- [WHAT IS REQUIRED]
Pick out all lines in the listing holding the string "across" and copy them.

Dataset items
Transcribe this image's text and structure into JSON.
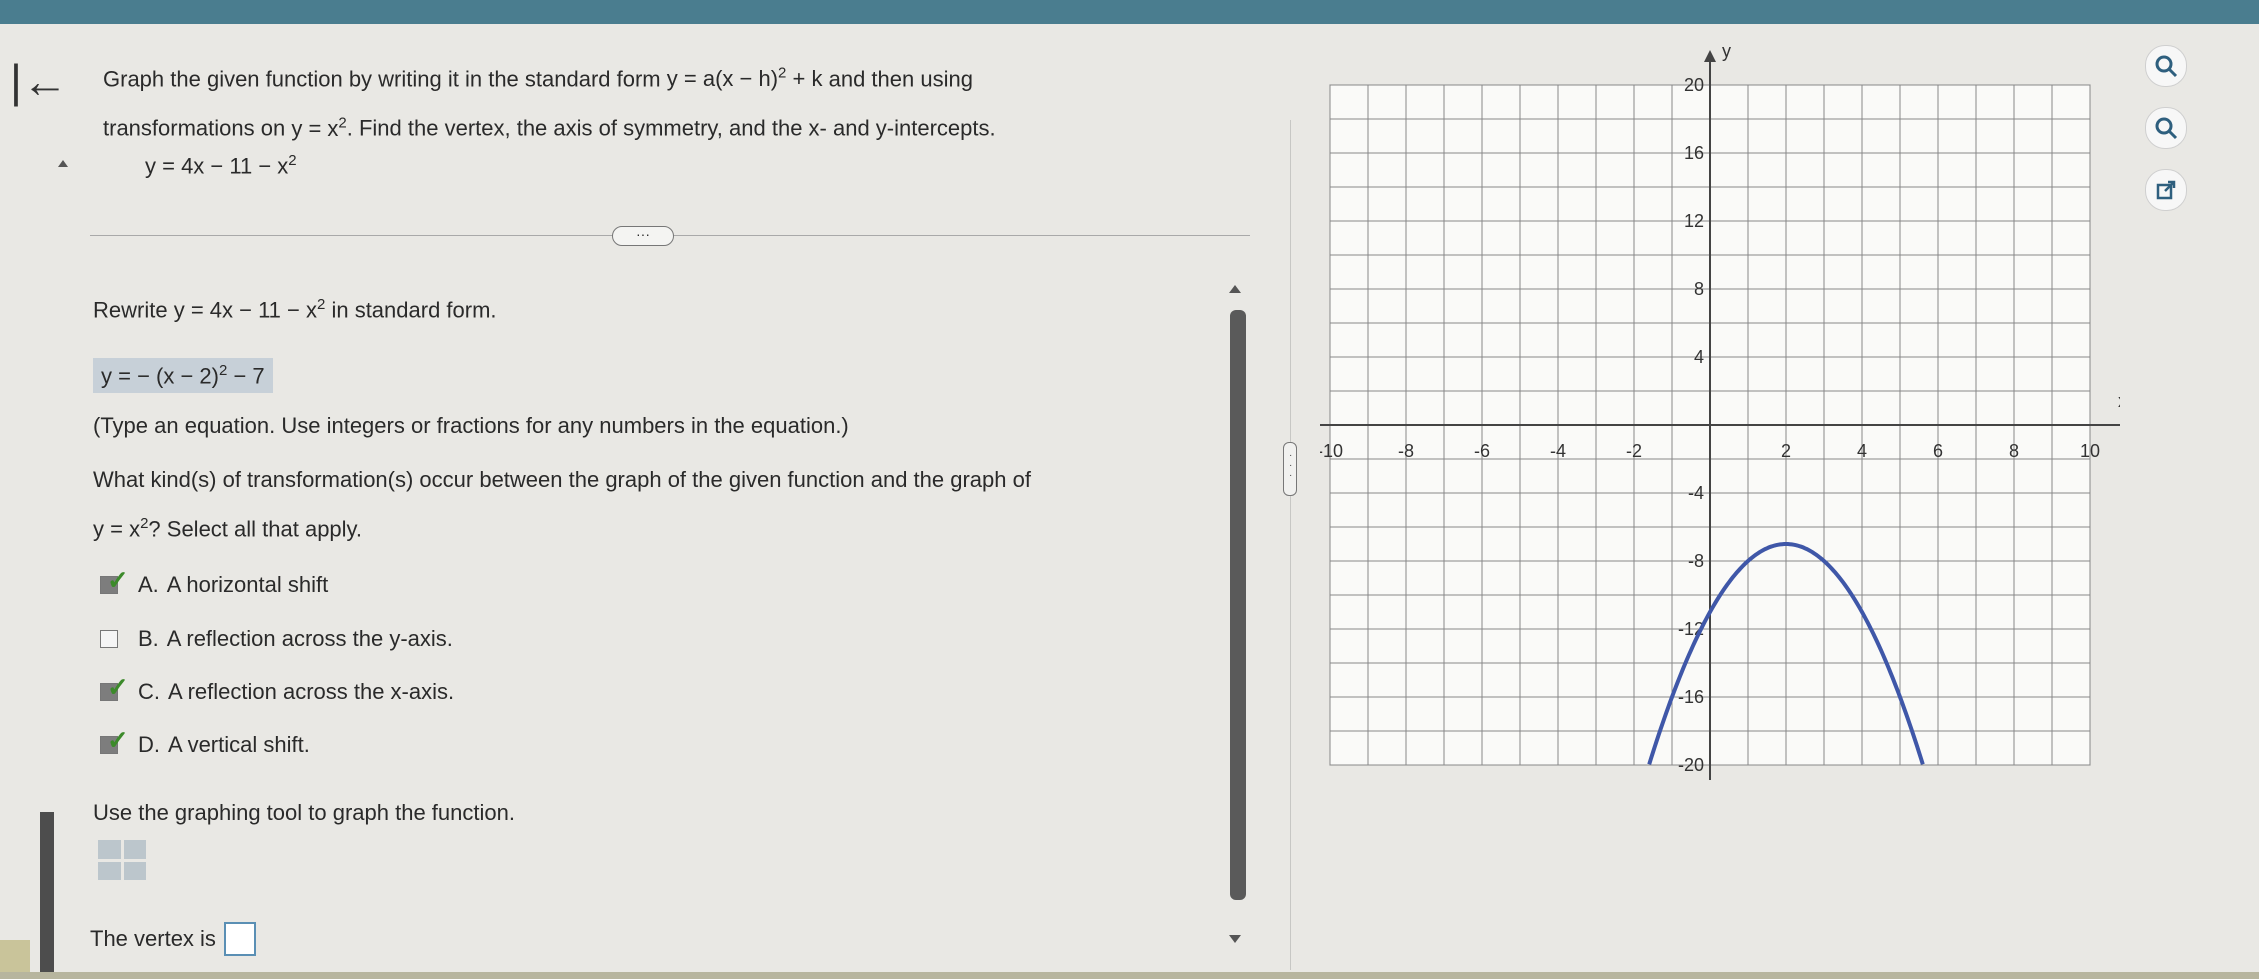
{
  "nav": {
    "back_glyph": "|←"
  },
  "problem": {
    "prompt_line1": "Graph the given function by writing it in the standard form",
    "standard_form": "y = a(x − h)",
    "standard_form_tail": " + k",
    "prompt_line1_end": " and then using",
    "prompt_line2_start": "transformations on",
    "parent": "y = x",
    "prompt_line2_end": ". Find the vertex, the axis of symmetry, and the x- and y-intercepts.",
    "given_equation": "y = 4x − 11 − x",
    "more_label": "···"
  },
  "step1": {
    "question_start": "Rewrite",
    "question_eq": "y = 4x − 11 − x",
    "question_end": " in standard form.",
    "answer": "y = − (x − 2)",
    "answer_tail": " − 7",
    "hint": "(Type an equation. Use integers or fractions for any numbers in the equation.)"
  },
  "step2": {
    "question_line1": "What kind(s) of transformation(s) occur between the graph of the given function and the graph of",
    "question_eq": "y = x",
    "question_end": "? Select all that apply.",
    "options": [
      {
        "letter": "A.",
        "text": "A horizontal shift",
        "checked": true
      },
      {
        "letter": "B.",
        "text": "A reflection across the y-axis.",
        "checked": false
      },
      {
        "letter": "C.",
        "text": "A reflection across the x-axis.",
        "checked": true
      },
      {
        "letter": "D.",
        "text": "A vertical shift.",
        "checked": true
      }
    ]
  },
  "step3": {
    "question": "Use the graphing tool to graph the function.",
    "vertex_label": "The vertex is"
  },
  "graph": {
    "x_label": "x",
    "y_label": "y",
    "xlim": [
      -10,
      10
    ],
    "ylim": [
      -20,
      20
    ],
    "x_ticks": [
      "-10",
      "-8",
      "-6",
      "-4",
      "-2",
      "2",
      "4",
      "6",
      "8",
      "10"
    ],
    "y_ticks": [
      "20",
      "16",
      "12",
      "8",
      "4",
      "-4",
      "-8",
      "-12",
      "-16",
      "-20"
    ],
    "curve_color": "#3f57a8",
    "function": "y = -(x - 2)^2 - 7"
  },
  "tools": [
    "zoom-in-icon",
    "zoom-out-icon",
    "popout-icon"
  ]
}
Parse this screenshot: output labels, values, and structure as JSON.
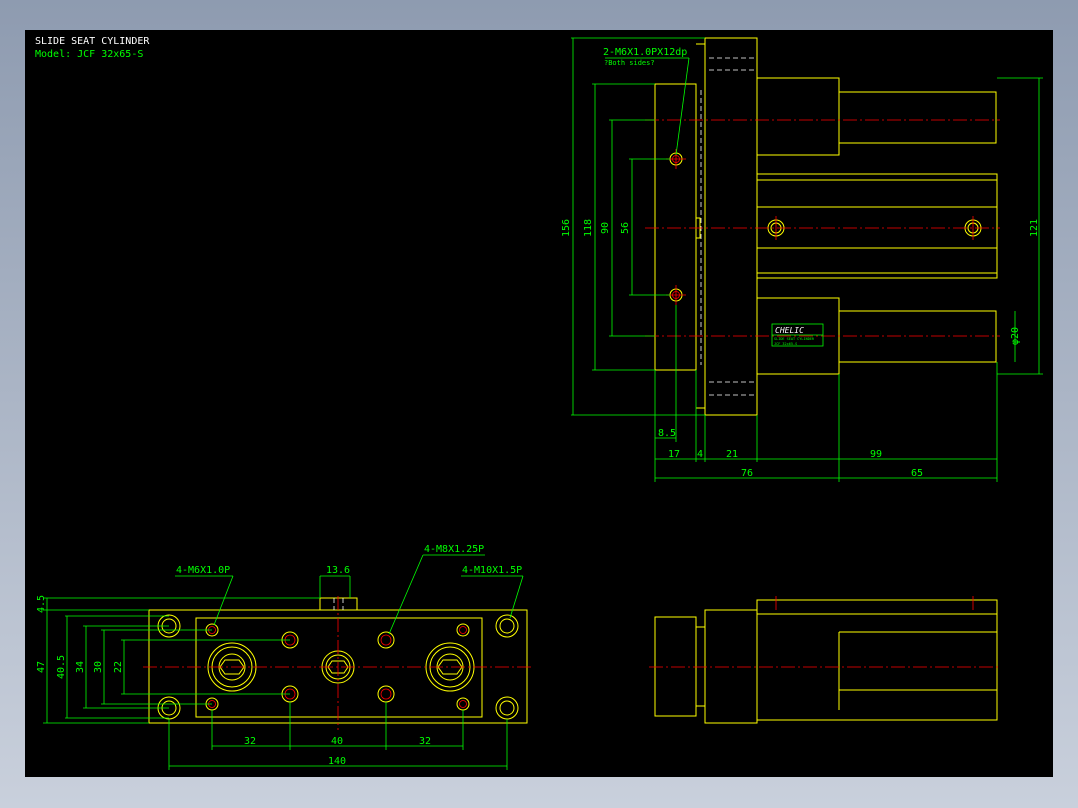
{
  "header": {
    "title": "SLIDE SEAT CYLINDER",
    "model": "Model: JCF 32x65-S"
  },
  "colors": {
    "background": "#000000",
    "outline": "#ffff00",
    "dimension": "#00ff00",
    "centerline": "#ff0000",
    "hidden": "#ffffff"
  },
  "callouts": {
    "top_tap": "2-M6X1.0PX12dp",
    "top_tap_sub": "?Both sides?",
    "bottom_m6": "4-M6X1.0P",
    "bottom_m8": "4-M8X1.25P",
    "bottom_m10": "4-M10X1.5P",
    "brand": "CHELIC",
    "label_line1": "SLIDE SEAT CYLINDER",
    "label_line2": "JCF 32x65-S"
  },
  "dims_top": {
    "d156": "156",
    "d118": "118",
    "d90": "90",
    "d56": "56",
    "d121": "121",
    "phi20": "φ20",
    "d8_5": "8.5",
    "d17": "17",
    "d4": "4",
    "d21": "21",
    "d99": "99",
    "d76": "76",
    "d65": "65"
  },
  "dims_bottom": {
    "d13_6": "13.6",
    "d4_5": "4.5",
    "d47": "47",
    "d40_5": "40.5",
    "d34": "34",
    "d30": "30",
    "d22": "22",
    "d32a": "32",
    "d40": "40",
    "d32b": "32",
    "d140": "140"
  }
}
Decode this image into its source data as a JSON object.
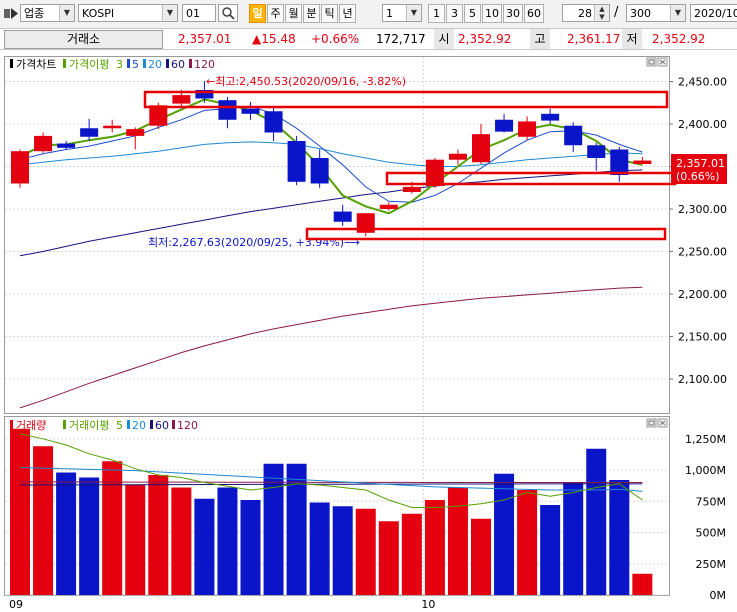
{
  "toolbar": {
    "menu_icon": "chart-menu-icon",
    "category": "업종",
    "index_name": "KOSPI",
    "code": "01",
    "search_icon": "magnifier-icon",
    "periods": [
      "일",
      "주",
      "월",
      "분",
      "틱",
      "년"
    ],
    "active_period": "일",
    "unit_value": "1",
    "intervals": [
      "1",
      "3",
      "5",
      "10",
      "30",
      "60"
    ],
    "count_value": "28",
    "separator": "/",
    "total_value": "300",
    "date_value": "2020/10/"
  },
  "summary": {
    "exchange_button": "거래소",
    "price": "2,357.01",
    "change": "▲15.48",
    "change_rate": "+0.66%",
    "volume": "172,717",
    "open_label": "시",
    "open_value": "2,352.92",
    "high_label": "고",
    "high_value": "2,361.17",
    "low_label": "저",
    "low_value": "2,352.92"
  },
  "colors": {
    "up": "#e4000f",
    "down": "#0a14c8",
    "ma3": "#55a000",
    "ma5": "#1c4ccc",
    "ma20": "#1a8ad4",
    "ma60": "#14147a",
    "ma120": "#8a1a4a",
    "highlight": "#e60000"
  },
  "price_panel": {
    "legend_title": "가격차트",
    "legend_ma_title": "가격이평",
    "legend_ma_periods": [
      "3",
      "5",
      "20",
      "60",
      "120"
    ],
    "high_annotation": "←최고:2,450.53(2020/09/16, -3.82%)",
    "low_annotation": "최저:2,267.63(2020/09/25, +3.94%)⟶",
    "current_price_tag": "2,357.01",
    "current_rate_tag": "(0.66%)",
    "y_ticks": [
      "2,450.00",
      "2,400.00",
      "2,350.00",
      "2,300.00",
      "2,250.00",
      "2,200.00",
      "2,150.00",
      "2,100.00"
    ]
  },
  "volume_panel": {
    "legend_title": "거래량",
    "legend_ma_title": "거래이평",
    "legend_ma_periods": [
      "5",
      "20",
      "60",
      "120"
    ],
    "y_ticks": [
      "1,250M",
      "1,000M",
      "750M",
      "500M",
      "250M",
      "0M"
    ]
  },
  "x_axis": {
    "labels": [
      "09",
      "10"
    ]
  },
  "chart_data": {
    "type": "candlestick",
    "dates": [
      "2020/09/04",
      "2020/09/07",
      "2020/09/08",
      "2020/09/09",
      "2020/09/10",
      "2020/09/11",
      "2020/09/14",
      "2020/09/15",
      "2020/09/16",
      "2020/09/17",
      "2020/09/18",
      "2020/09/21",
      "2020/09/22",
      "2020/09/23",
      "2020/09/24",
      "2020/09/25",
      "2020/09/28",
      "2020/09/29",
      "2020/10/05",
      "2020/10/06",
      "2020/10/07",
      "2020/10/08",
      "2020/10/12",
      "2020/10/13",
      "2020/10/14",
      "2020/10/15",
      "2020/10/16",
      "2020/10/19"
    ],
    "ohlc": [
      [
        2330,
        2370,
        2325,
        2368
      ],
      [
        2368,
        2390,
        2366,
        2386
      ],
      [
        2377,
        2380,
        2370,
        2372
      ],
      [
        2395,
        2406,
        2380,
        2385
      ],
      [
        2395,
        2405,
        2390,
        2398
      ],
      [
        2386,
        2396,
        2370,
        2394
      ],
      [
        2398,
        2425,
        2394,
        2422
      ],
      [
        2424,
        2440,
        2420,
        2434
      ],
      [
        2440,
        2450.53,
        2425,
        2430
      ],
      [
        2428,
        2432,
        2395,
        2405
      ],
      [
        2418,
        2426,
        2405,
        2412
      ],
      [
        2415,
        2420,
        2380,
        2390
      ],
      [
        2380,
        2386,
        2328,
        2332
      ],
      [
        2360,
        2370,
        2325,
        2330
      ],
      [
        2297,
        2305,
        2280,
        2285
      ],
      [
        2272,
        2295,
        2267.63,
        2295
      ],
      [
        2300,
        2308,
        2298,
        2305
      ],
      [
        2320,
        2332,
        2318,
        2326
      ],
      [
        2327,
        2360,
        2325,
        2358
      ],
      [
        2358,
        2370,
        2352,
        2365
      ],
      [
        2355,
        2400,
        2353,
        2388
      ],
      [
        2405,
        2412,
        2390,
        2391
      ],
      [
        2385,
        2409,
        2381,
        2403
      ],
      [
        2412,
        2418,
        2400,
        2404
      ],
      [
        2398,
        2402,
        2367,
        2375
      ],
      [
        2375,
        2378,
        2345,
        2360
      ],
      [
        2370,
        2373,
        2332,
        2340
      ],
      [
        2352.92,
        2361.17,
        2352.92,
        2357.01
      ]
    ],
    "volume_m": [
      1330,
      1190,
      980,
      940,
      1070,
      880,
      960,
      860,
      770,
      860,
      760,
      1050,
      1050,
      740,
      710,
      690,
      590,
      650,
      760,
      860,
      610,
      970,
      840,
      720,
      900,
      1170,
      920,
      170
    ],
    "ma3": [
      2362,
      2375,
      2376,
      2381,
      2385,
      2392,
      2405,
      2417,
      2429,
      2423,
      2416,
      2402,
      2378,
      2350,
      2316,
      2303,
      2295,
      2309,
      2330,
      2350,
      2370,
      2381,
      2394,
      2399,
      2394,
      2380,
      2358,
      2352
    ],
    "ma5": [
      2358,
      2365,
      2370,
      2374,
      2380,
      2386,
      2396,
      2405,
      2416,
      2418,
      2421,
      2412,
      2395,
      2374,
      2352,
      2326,
      2309,
      2308,
      2316,
      2330,
      2348,
      2366,
      2381,
      2391,
      2392,
      2387,
      2376,
      2367
    ],
    "ma20": [
      2352,
      2355,
      2358,
      2360,
      2362,
      2365,
      2368,
      2372,
      2376,
      2378,
      2379,
      2378,
      2376,
      2371,
      2365,
      2360,
      2355,
      2352,
      2350,
      2350,
      2352,
      2355,
      2358,
      2360,
      2362,
      2364,
      2366,
      2365
    ],
    "ma60": [
      2245,
      2250,
      2256,
      2262,
      2267,
      2272,
      2277,
      2282,
      2287,
      2292,
      2297,
      2301,
      2305,
      2309,
      2313,
      2317,
      2320,
      2324,
      2327,
      2330,
      2332,
      2335,
      2337,
      2339,
      2341,
      2343,
      2345,
      2346
    ],
    "ma120": [
      2066,
      2075,
      2085,
      2095,
      2104,
      2113,
      2122,
      2131,
      2139,
      2146,
      2153,
      2159,
      2164,
      2169,
      2174,
      2178,
      2182,
      2186,
      2189,
      2192,
      2195,
      2197,
      2199,
      2201,
      2203,
      2205,
      2207,
      2208
    ],
    "vol_ma5": [
      1290,
      1250,
      1200,
      1130,
      1080,
      1010,
      960,
      940,
      900,
      870,
      840,
      860,
      890,
      880,
      860,
      840,
      760,
      700,
      700,
      710,
      730,
      760,
      820,
      790,
      820,
      860,
      890,
      760
    ],
    "vol_ma20": [
      1020,
      1015,
      1010,
      1005,
      1000,
      995,
      985,
      975,
      965,
      955,
      945,
      935,
      925,
      915,
      905,
      895,
      885,
      875,
      865,
      860,
      855,
      850,
      845,
      840,
      840,
      840,
      845,
      830
    ],
    "vol_ma60": [
      880,
      880,
      881,
      881,
      882,
      882,
      883,
      883,
      884,
      884,
      885,
      885,
      886,
      886,
      886,
      887,
      887,
      887,
      888,
      888,
      888,
      888,
      889,
      889,
      889,
      889,
      889,
      889
    ],
    "vol_ma120": [
      905,
      905,
      904,
      904,
      904,
      903,
      903,
      903,
      903,
      902,
      902,
      902,
      902,
      901,
      901,
      901,
      901,
      901,
      900,
      900,
      900,
      900,
      900,
      900,
      900,
      900,
      900,
      900
    ],
    "price_ylim": [
      2060,
      2480
    ],
    "volume_ylim": [
      0,
      1400
    ],
    "grid": true,
    "highlight_boxes": [
      "high-region",
      "low-region",
      "current-price-region"
    ]
  }
}
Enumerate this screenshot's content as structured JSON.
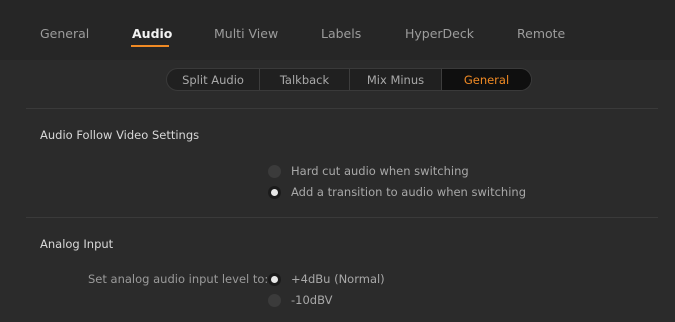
{
  "tabs": [
    {
      "label": "General",
      "active": false
    },
    {
      "label": "Audio",
      "active": true
    },
    {
      "label": "Multi View",
      "active": false
    },
    {
      "label": "Labels",
      "active": false
    },
    {
      "label": "HyperDeck",
      "active": false
    },
    {
      "label": "Remote",
      "active": false
    }
  ],
  "subtabs": [
    {
      "label": "Split Audio",
      "active": false
    },
    {
      "label": "Talkback",
      "active": false
    },
    {
      "label": "Mix Minus",
      "active": false
    },
    {
      "label": "General",
      "active": true
    }
  ],
  "audio_follow_video": {
    "title": "Audio Follow Video Settings",
    "options": [
      {
        "label": "Hard cut audio when switching",
        "selected": false
      },
      {
        "label": "Add a transition to audio when switching",
        "selected": true
      }
    ]
  },
  "analog_input": {
    "title": "Analog Input",
    "field_label": "Set analog audio input level to:",
    "options": [
      {
        "label": "+4dBu (Normal)",
        "selected": true
      },
      {
        "label": "-10dBV",
        "selected": false
      }
    ]
  },
  "colors": {
    "accent": "#f08a24",
    "background": "#2b2b2b",
    "header": "#262626"
  }
}
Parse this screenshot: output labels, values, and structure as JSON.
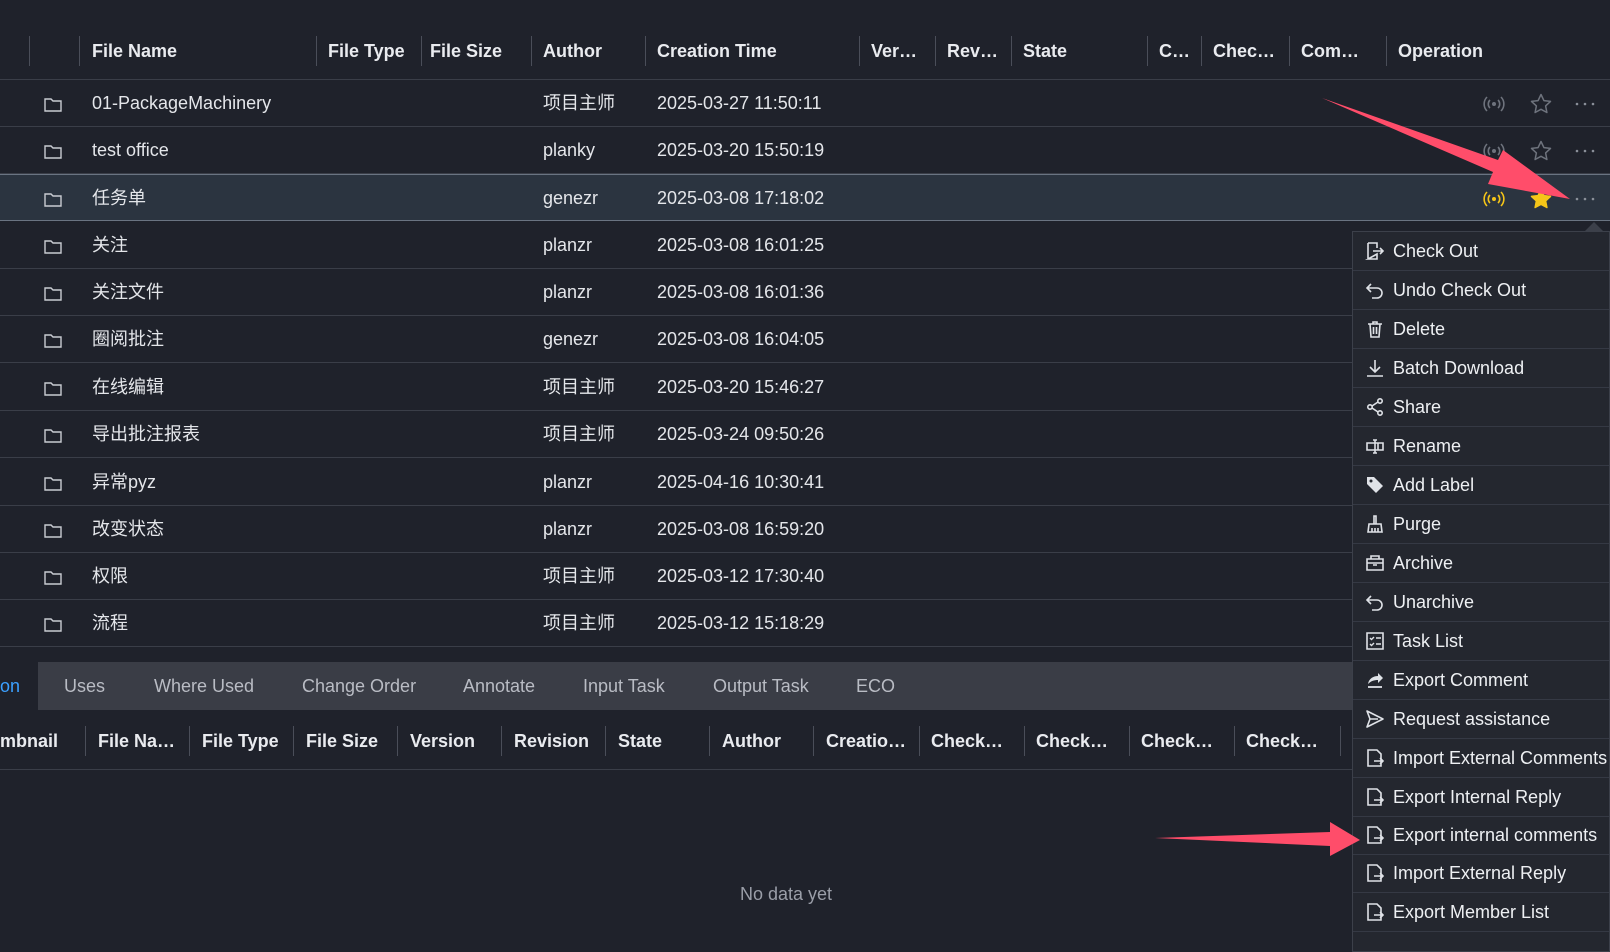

- [COMPLETED EXERCISE]
        "text": "A reflection across the y-axis.",
        "text": "A reflection across the x-axis.",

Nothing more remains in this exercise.